# [WORKING DATA]
►

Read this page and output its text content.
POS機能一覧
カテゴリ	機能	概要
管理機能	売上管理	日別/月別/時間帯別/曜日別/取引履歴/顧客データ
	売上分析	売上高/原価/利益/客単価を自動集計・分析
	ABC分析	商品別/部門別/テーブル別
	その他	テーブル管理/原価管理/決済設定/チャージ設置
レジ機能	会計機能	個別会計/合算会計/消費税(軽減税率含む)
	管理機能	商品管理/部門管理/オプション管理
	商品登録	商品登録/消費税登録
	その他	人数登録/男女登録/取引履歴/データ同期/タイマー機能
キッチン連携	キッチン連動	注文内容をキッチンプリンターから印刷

◄

# [WHAT NEEDS TO BE DONE]
Collect, from the material above, every line containing the word "管理機能".

# [SOLVED EXERCISE]
管理機能	売上管理	日別/月別/時間帯別/曜日別/取引履歴/顧客データ
	管理機能	商品管理/部門管理/オプション管理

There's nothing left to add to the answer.